Below are some records; repeat them all exactly, minus the pictures.

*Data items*
::::::

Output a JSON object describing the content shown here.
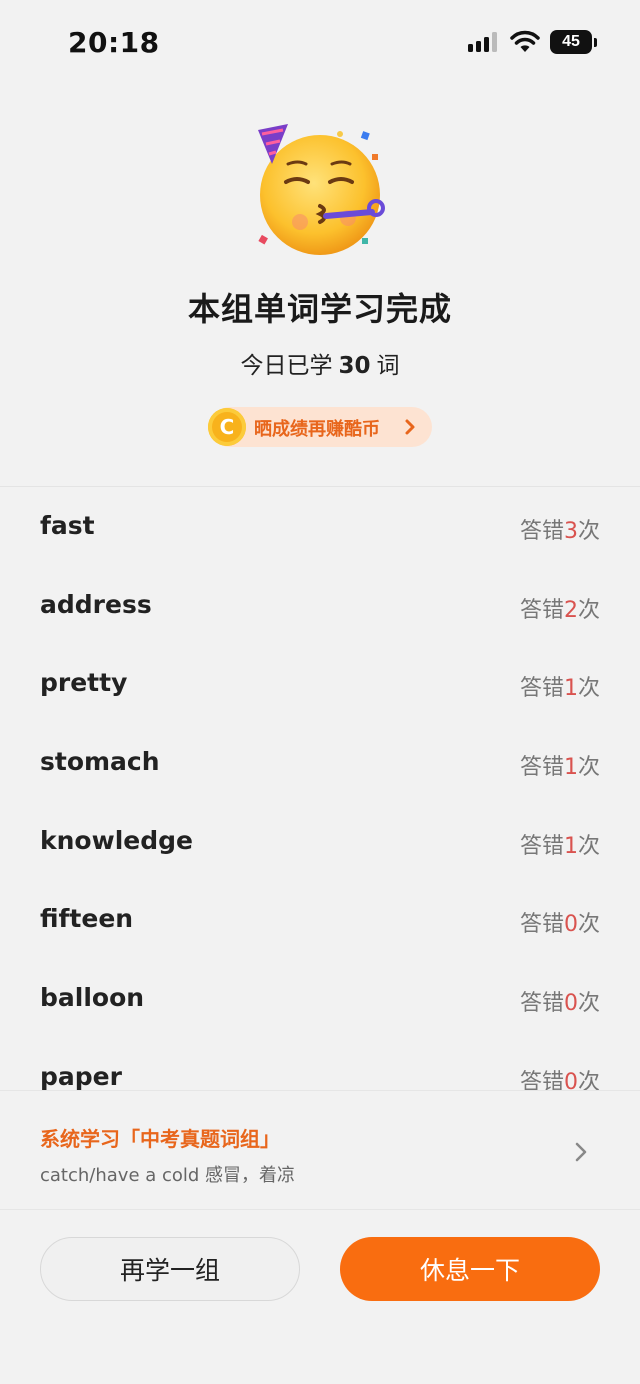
{
  "status_bar": {
    "time": "20:18",
    "battery": "45"
  },
  "hero": {
    "emoji": "partying-face-icon",
    "title": "本组单词学习完成",
    "subtitle_prefix": "今日已学",
    "words_today": "30",
    "subtitle_suffix": "词",
    "share_label": "晒成绩再赚酷币"
  },
  "words": [
    {
      "word": "fast",
      "err_prefix": "答错",
      "count": "3",
      "err_suffix": "次"
    },
    {
      "word": "address",
      "err_prefix": "答错",
      "count": "2",
      "err_suffix": "次"
    },
    {
      "word": "pretty",
      "err_prefix": "答错",
      "count": "1",
      "err_suffix": "次"
    },
    {
      "word": "stomach",
      "err_prefix": "答错",
      "count": "1",
      "err_suffix": "次"
    },
    {
      "word": "knowledge",
      "err_prefix": "答错",
      "count": "1",
      "err_suffix": "次"
    },
    {
      "word": "fifteen",
      "err_prefix": "答错",
      "count": "0",
      "err_suffix": "次"
    },
    {
      "word": "balloon",
      "err_prefix": "答错",
      "count": "0",
      "err_suffix": "次"
    },
    {
      "word": "paper",
      "err_prefix": "答错",
      "count": "0",
      "err_suffix": "次"
    }
  ],
  "recommendation": {
    "title": "系统学习「中考真题词组」",
    "subtitle": "catch/have a cold 感冒，着凉"
  },
  "buttons": {
    "again": "再学一组",
    "rest": "休息一下"
  },
  "colors": {
    "accent": "#f96d10",
    "accent_text": "#e8661c",
    "error_count": "#d9534f",
    "coin": "#f8b21c"
  }
}
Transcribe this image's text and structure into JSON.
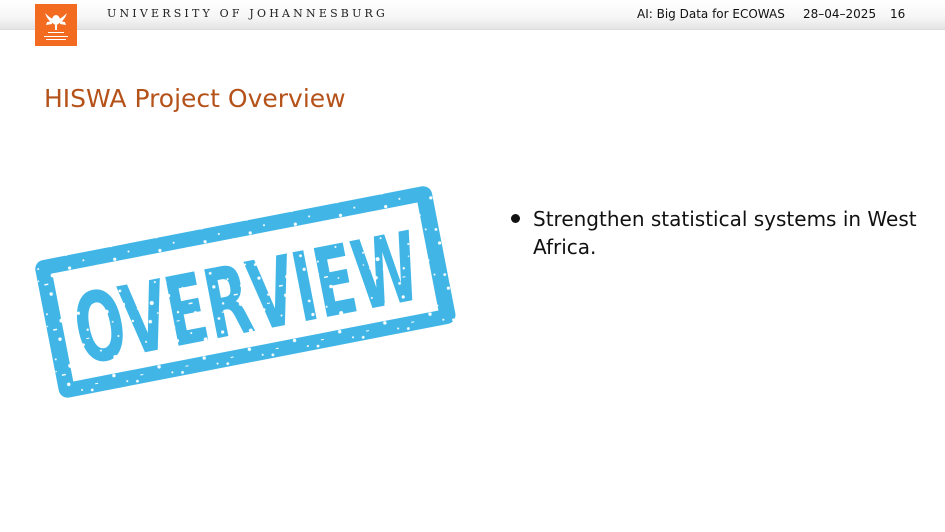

::::::

*Result*
Output a JSON object describing the content shown here.
{
  "status_bar": {
    "time": "20:18",
    "battery": "45"
  },
  "hero": {
    "emoji": "partying-face-icon",
    "title": "本组单词学习完成",
    "subtitle_prefix": "今日已学",
    "words_today": "30",
    "subtitle_suffix": "词",
    "share_label": "晒成绩再赚酷币"
  },
  "words": [
    {
      "word": "fast",
      "err_prefix": "答错",
      "count": "3",
      "err_suffix": "次"
    },
    {
      "word": "address",
      "err_prefix": "答错",
      "count": "2",
      "err_suffix": "次"
    },
    {
      "word": "pretty",
      "err_prefix": "答错",
      "count": "1",
      "err_suffix": "次"
    },
    {
      "word": "stomach",
      "err_prefix": "答错",
      "count": "1",
      "err_suffix": "次"
    },
    {
      "word": "knowledge",
      "err_prefix": "答错",
      "count": "1",
      "err_suffix": "次"
    },
    {
      "word": "fifteen",
      "err_prefix": "答错",
      "count": "0",
      "err_suffix": "次"
    },
    {
      "word": "balloon",
      "err_prefix": "答错",
      "count": "0",
      "err_suffix": "次"
    },
    {
      "word": "paper",
      "err_prefix": "答错",
      "count": "0",
      "err_suffix": "次"
    }
  ],
  "recommendation": {
    "title": "系统学习「中考真题词组」",
    "subtitle": "catch/have a cold 感冒，着凉"
  },
  "buttons": {
    "again": "再学一组",
    "rest": "休息一下"
  },
  "colors": {
    "accent": "#f96d10",
    "accent_text": "#e8661c",
    "error_count": "#d9534f",
    "coin": "#f8b21c"
  }
}
Transcribe this image's text and structure into JSON.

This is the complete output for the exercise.